» **WORK REQUIRED**
Give the data below again exactly as written, without its pictures.

» **DATA FOR PROCESSING**

## start

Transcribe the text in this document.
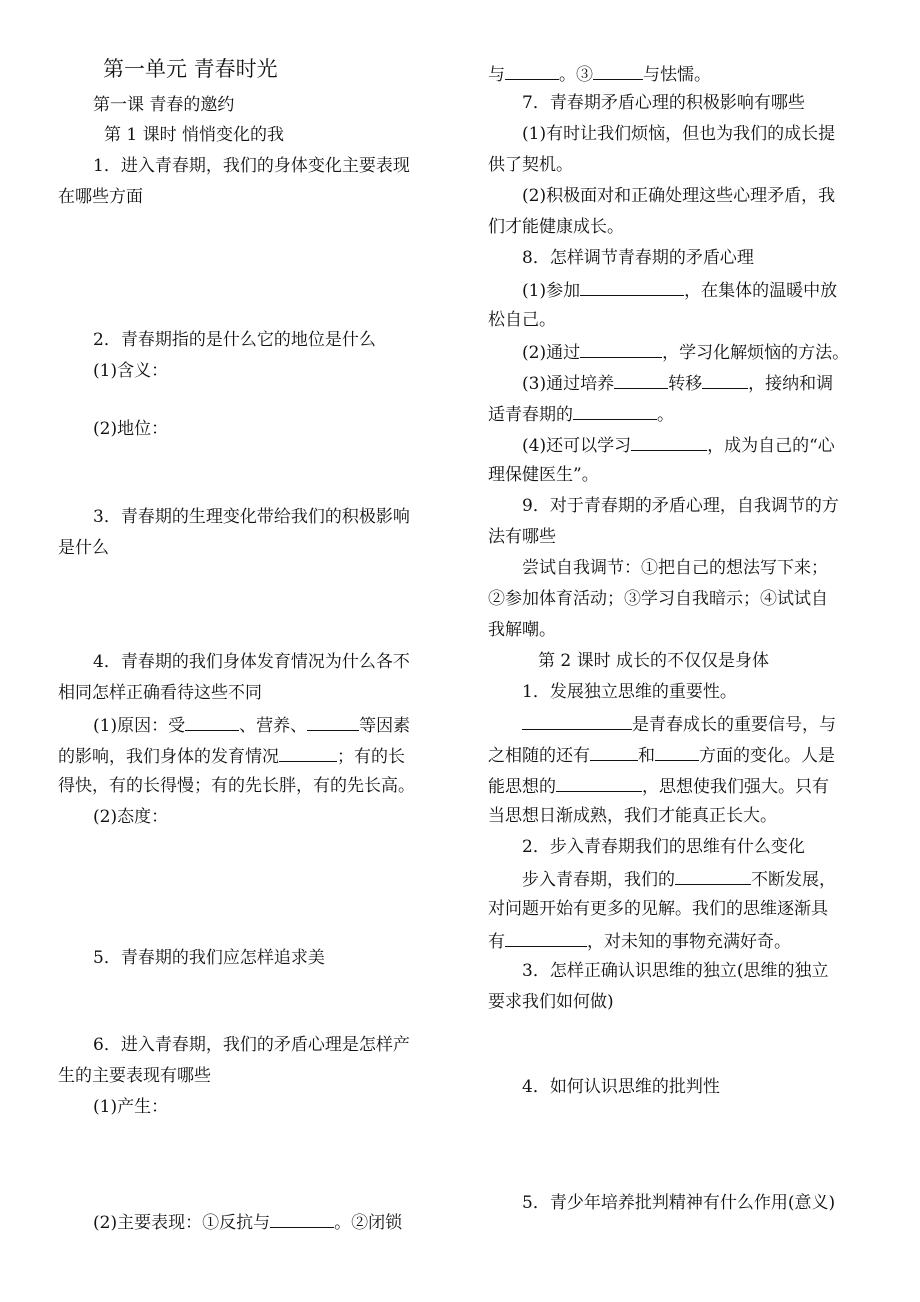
第一单元 青春时光
第一课 青春的邀约
第 1 课时 悄悄变化的我
1．进入青春期，我们的身体变化主要表现
在哪些方面
2．青春期指的是什么它的地位是什么
(1)含义：
(2)地位：
3．青春期的生理变化带给我们的积极影响
是什么
4．青春期的我们身体发育情况为什么各不
相同怎样正确看待这些不同
(1)原因：受	、营养、	等因素
的影响，我们身体的发育情况	；有的长
得快，有的长得慢；有的先长胖，有的先长高。
(2)态度：
5．青春期的我们应怎样追求美
6．进入青春期，我们的矛盾心理是怎样产
生的主要表现有哪些
(1)产生：
(2)主要表现：①反抗与	。②闭锁
与	。③	与怯懦。
7．青春期矛盾心理的积极影响有哪些
(1)有时让我们烦恼，但也为我们的成长提
供了契机。
(2)积极面对和正确处理这些心理矛盾，我
们才能健康成长。
8．怎样调节青春期的矛盾心理
(1)参加	，在集体的温暖中放
松自己。
(2)通过	，学习化解烦恼的方法。
(3)通过培养	转移	，接纳和调
适青春期的	。
(4)还可以学习	，成为自己的“心
理保健医生”。
9．对于青春期的矛盾心理，自我调节的方
法有哪些
尝试自我调节：①把自己的想法写下来；
②参加体育活动；③学习自我暗示；④试试自
我解嘲。
第 2 课时 成长的不仅仅是身体
1．发展独立思维的重要性。
是青春成长的重要信号，与
之相随的还有	和	方面的变化。人是
能思想的	，思想使我们强大。只有
当思想日渐成熟，我们才能真正长大。
2．步入青春期我们的思维有什么变化
步入青春期，我们的	不断发展，
对问题开始有更多的见解。我们的思维逐渐具
有	，对未知的事物充满好奇。
3．怎样正确认识思维的独立(思维的独立
要求我们如何做)
4．如何认识思维的批判性
5．青少年培养批判精神有什么作用(意义)
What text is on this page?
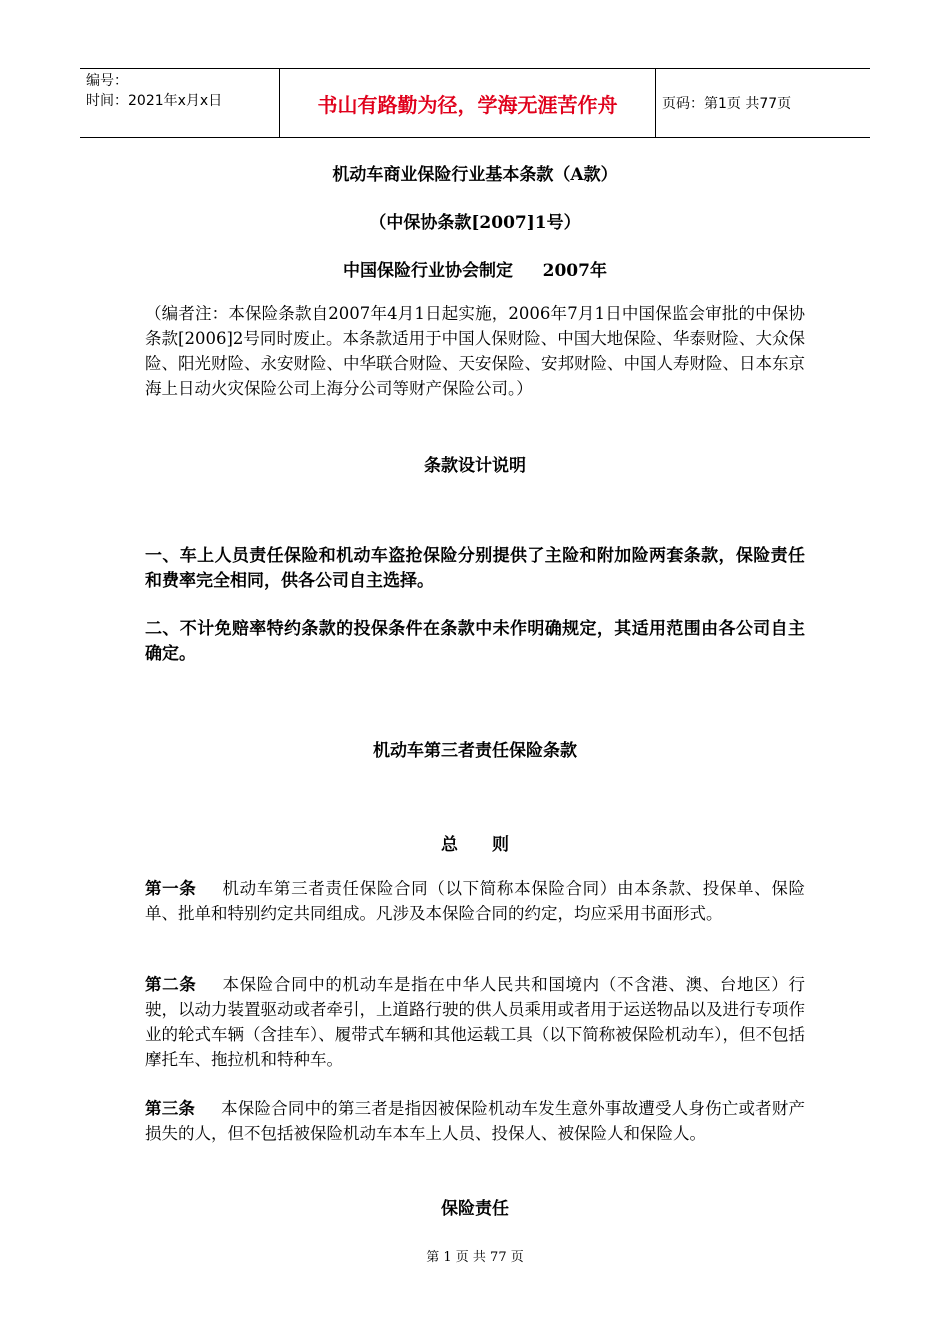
编号：
时间：2021年x月x日	书山有路勤为径，学海无涯苦作舟	页码：第1页 共77页
机动车商业保险行业基本条款（A款）
（中保协条款[2007]1号）
中国保险行业协会制定     2007年
（编者注：本保险条款自2007年4月1日起实施，2006年7月1日中国保监会审批的中保协条款[2006]2号同时废止。本条款适用于中国人保财险、中国大地保险、华泰财险、大众保险、阳光财险、永安财险、中华联合财险、天安保险、安邦财险、中国人寿财险、日本东京海上日动火灾保险公司上海分公司等财产保险公司。）
条款设计说明
一、车上人员责任保险和机动车盗抢保险分别提供了主险和附加险两套条款，保险责任和费率完全相同，供各公司自主选择。
二、不计免赔率特约条款的投保条件在条款中未作明确规定，其适用范围由各公司自主确定。
机动车第三者责任保险条款
总　　则
第一条 机动车第三者责任保险合同（以下简称本保险合同）由本条款、投保单、保险单、批单和特别约定共同组成。凡涉及本保险合同的约定，均应采用书面形式。
第二条 本保险合同中的机动车是指在中华人民共和国境内（不含港、澳、台地区）行驶，以动力装置驱动或者牵引，上道路行驶的供人员乘用或者用于运送物品以及进行专项作业的轮式车辆（含挂车）、履带式车辆和其他运载工具（以下简称被保险机动车），但不包括摩托车、拖拉机和特种车。
第三条 本保险合同中的第三者是指因被保险机动车发生意外事故遭受人身伤亡或者财产损失的人，但不包括被保险机动车本车上人员、投保人、被保险人和保险人。
保险责任
第 1 页 共 77 页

## end

» **THE REPLY**
Transcribe the text in this document.
第一单元 青春时光
第一课 青春的邀约
第 1 课时 悄悄变化的我
1．进入青春期，我们的身体变化主要表现
在哪些方面
2．青春期指的是什么它的地位是什么
(1)含义：
(2)地位：
3．青春期的生理变化带给我们的积极影响
是什么
4．青春期的我们身体发育情况为什么各不
相同怎样正确看待这些不同
(1)原因：受	、营养、	等因素
的影响，我们身体的发育情况	；有的长
得快，有的长得慢；有的先长胖，有的先长高。
(2)态度：
5．青春期的我们应怎样追求美
6．进入青春期，我们的矛盾心理是怎样产
生的主要表现有哪些
(1)产生：
(2)主要表现：①反抗与	。②闭锁
与	。③	与怯懦。
7．青春期矛盾心理的积极影响有哪些
(1)有时让我们烦恼，但也为我们的成长提
供了契机。
(2)积极面对和正确处理这些心理矛盾，我
们才能健康成长。
8．怎样调节青春期的矛盾心理
(1)参加	，在集体的温暖中放
松自己。
(2)通过	，学习化解烦恼的方法。
(3)通过培养	转移	，接纳和调
适青春期的	。
(4)还可以学习	，成为自己的“心
理保健医生”。
9．对于青春期的矛盾心理，自我调节的方
法有哪些
尝试自我调节：①把自己的想法写下来；
②参加体育活动；③学习自我暗示；④试试自
我解嘲。
第 2 课时 成长的不仅仅是身体
1．发展独立思维的重要性。
是青春成长的重要信号，与
之相随的还有	和	方面的变化。人是
能思想的	，思想使我们强大。只有
当思想日渐成熟，我们才能真正长大。
2．步入青春期我们的思维有什么变化
步入青春期，我们的	不断发展，
对问题开始有更多的见解。我们的思维逐渐具
有	，对未知的事物充满好奇。
3．怎样正确认识思维的独立(思维的独立
要求我们如何做)
4．如何认识思维的批判性
5．青少年培养批判精神有什么作用(意义)
What text is on this page?
编号：
时间：2021年x月x日	书山有路勤为径，学海无涯苦作舟	页码：第1页 共77页
机动车商业保险行业基本条款（A款）
（中保协条款[2007]1号）
中国保险行业协会制定     2007年
（编者注：本保险条款自2007年4月1日起实施，2006年7月1日中国保监会审批的中保协条款[2006]2号同时废止。本条款适用于中国人保财险、中国大地保险、华泰财险、大众保险、阳光财险、永安财险、中华联合财险、天安保险、安邦财险、中国人寿财险、日本东京海上日动火灾保险公司上海分公司等财产保险公司。）
条款设计说明
一、车上人员责任保险和机动车盗抢保险分别提供了主险和附加险两套条款，保险责任和费率完全相同，供各公司自主选择。
二、不计免赔率特约条款的投保条件在条款中未作明确规定，其适用范围由各公司自主确定。
机动车第三者责任保险条款
总　　则
第一条 机动车第三者责任保险合同（以下简称本保险合同）由本条款、投保单、保险单、批单和特别约定共同组成。凡涉及本保险合同的约定，均应采用书面形式。
第二条 本保险合同中的机动车是指在中华人民共和国境内（不含港、澳、台地区）行驶，以动力装置驱动或者牵引，上道路行驶的供人员乘用或者用于运送物品以及进行专项作业的轮式车辆（含挂车）、履带式车辆和其他运载工具（以下简称被保险机动车），但不包括摩托车、拖拉机和特种车。
第三条 本保险合同中的第三者是指因被保险机动车发生意外事故遭受人身伤亡或者财产损失的人，但不包括被保险机动车本车上人员、投保人、被保险人和保险人。
保险责任
第 1 页 共 77 页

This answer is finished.